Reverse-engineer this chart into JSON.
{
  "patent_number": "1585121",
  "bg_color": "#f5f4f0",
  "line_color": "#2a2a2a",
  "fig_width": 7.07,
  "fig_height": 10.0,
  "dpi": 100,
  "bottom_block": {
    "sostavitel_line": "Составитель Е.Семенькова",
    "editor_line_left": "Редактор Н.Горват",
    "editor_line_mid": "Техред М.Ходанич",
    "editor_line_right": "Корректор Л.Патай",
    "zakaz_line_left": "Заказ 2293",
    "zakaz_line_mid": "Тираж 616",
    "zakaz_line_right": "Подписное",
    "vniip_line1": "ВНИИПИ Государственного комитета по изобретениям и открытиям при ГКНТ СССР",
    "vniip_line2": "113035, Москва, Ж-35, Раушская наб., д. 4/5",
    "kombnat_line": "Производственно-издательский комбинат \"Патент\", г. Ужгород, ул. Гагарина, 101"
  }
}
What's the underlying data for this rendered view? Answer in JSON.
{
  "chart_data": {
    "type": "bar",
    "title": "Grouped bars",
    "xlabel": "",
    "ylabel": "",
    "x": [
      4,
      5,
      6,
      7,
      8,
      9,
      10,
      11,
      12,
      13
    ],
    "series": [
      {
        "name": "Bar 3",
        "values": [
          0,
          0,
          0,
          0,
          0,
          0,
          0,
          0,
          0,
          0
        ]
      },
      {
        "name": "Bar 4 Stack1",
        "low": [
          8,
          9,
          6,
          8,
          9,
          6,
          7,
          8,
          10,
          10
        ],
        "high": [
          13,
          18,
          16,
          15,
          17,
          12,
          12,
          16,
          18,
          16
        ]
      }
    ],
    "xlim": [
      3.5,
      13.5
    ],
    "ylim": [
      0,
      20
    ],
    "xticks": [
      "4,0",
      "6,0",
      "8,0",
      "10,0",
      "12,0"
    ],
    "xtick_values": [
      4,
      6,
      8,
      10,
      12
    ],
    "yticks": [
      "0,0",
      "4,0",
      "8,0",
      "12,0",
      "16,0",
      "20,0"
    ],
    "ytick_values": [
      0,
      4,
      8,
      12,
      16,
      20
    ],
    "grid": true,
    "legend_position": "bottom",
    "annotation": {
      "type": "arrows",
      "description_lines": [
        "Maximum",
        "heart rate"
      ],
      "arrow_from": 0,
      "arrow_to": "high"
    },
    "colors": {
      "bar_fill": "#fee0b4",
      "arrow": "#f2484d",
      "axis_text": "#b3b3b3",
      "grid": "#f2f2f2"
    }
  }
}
· · · ·
SHORT PROBLEM
Copy every line verbatim.

CORRECT RESPONSE
Reverse-engineer this chart into JSON.
{
  "patent_number": "1585121",
  "bg_color": "#f5f4f0",
  "line_color": "#2a2a2a",
  "fig_width": 7.07,
  "fig_height": 10.0,
  "dpi": 100,
  "bottom_block": {
    "sostavitel_line": "Составитель Е.Семенькова",
    "editor_line_left": "Редактор Н.Горват",
    "editor_line_mid": "Техред М.Ходанич",
    "editor_line_right": "Корректор Л.Патай",
    "zakaz_line_left": "Заказ 2293",
    "zakaz_line_mid": "Тираж 616",
    "zakaz_line_right": "Подписное",
    "vniip_line1": "ВНИИПИ Государственного комитета по изобретениям и открытиям при ГКНТ СССР",
    "vniip_line2": "113035, Москва, Ж-35, Раушская наб., д. 4/5",
    "kombnat_line": "Производственно-издательский комбинат \"Патент\", г. Ужгород, ул. Гагарина, 101"
  }
}
What's the underlying data for this rendered view? Answer in JSON.
{
  "chart_data": {
    "type": "bar",
    "title": "Grouped bars",
    "xlabel": "",
    "ylabel": "",
    "x": [
      4,
      5,
      6,
      7,
      8,
      9,
      10,
      11,
      12,
      13
    ],
    "series": [
      {
        "name": "Bar 3",
        "values": [
          0,
          0,
          0,
          0,
          0,
          0,
          0,
          0,
          0,
          0
        ]
      },
      {
        "name": "Bar 4 Stack1",
        "low": [
          8,
          9,
          6,
          8,
          9,
          6,
          7,
          8,
          10,
          10
        ],
        "high": [
          13,
          18,
          16,
          15,
          17,
          12,
          12,
          16,
          18,
          16
        ]
      }
    ],
    "xlim": [
      3.5,
      13.5
    ],
    "ylim": [
      0,
      20
    ],
    "xticks": [
      "4,0",
      "6,0",
      "8,0",
      "10,0",
      "12,0"
    ],
    "xtick_values": [
      4,
      6,
      8,
      10,
      12
    ],
    "yticks": [
      "0,0",
      "4,0",
      "8,0",
      "12,0",
      "16,0",
      "20,0"
    ],
    "ytick_values": [
      0,
      4,
      8,
      12,
      16,
      20
    ],
    "grid": true,
    "legend_position": "bottom",
    "annotation": {
      "type": "arrows",
      "description_lines": [
        "Maximum",
        "heart rate"
      ],
      "arrow_from": 0,
      "arrow_to": "high"
    },
    "colors": {
      "bar_fill": "#fee0b4",
      "arrow": "#f2484d",
      "axis_text": "#b3b3b3",
      "grid": "#f2f2f2"
    }
  }
}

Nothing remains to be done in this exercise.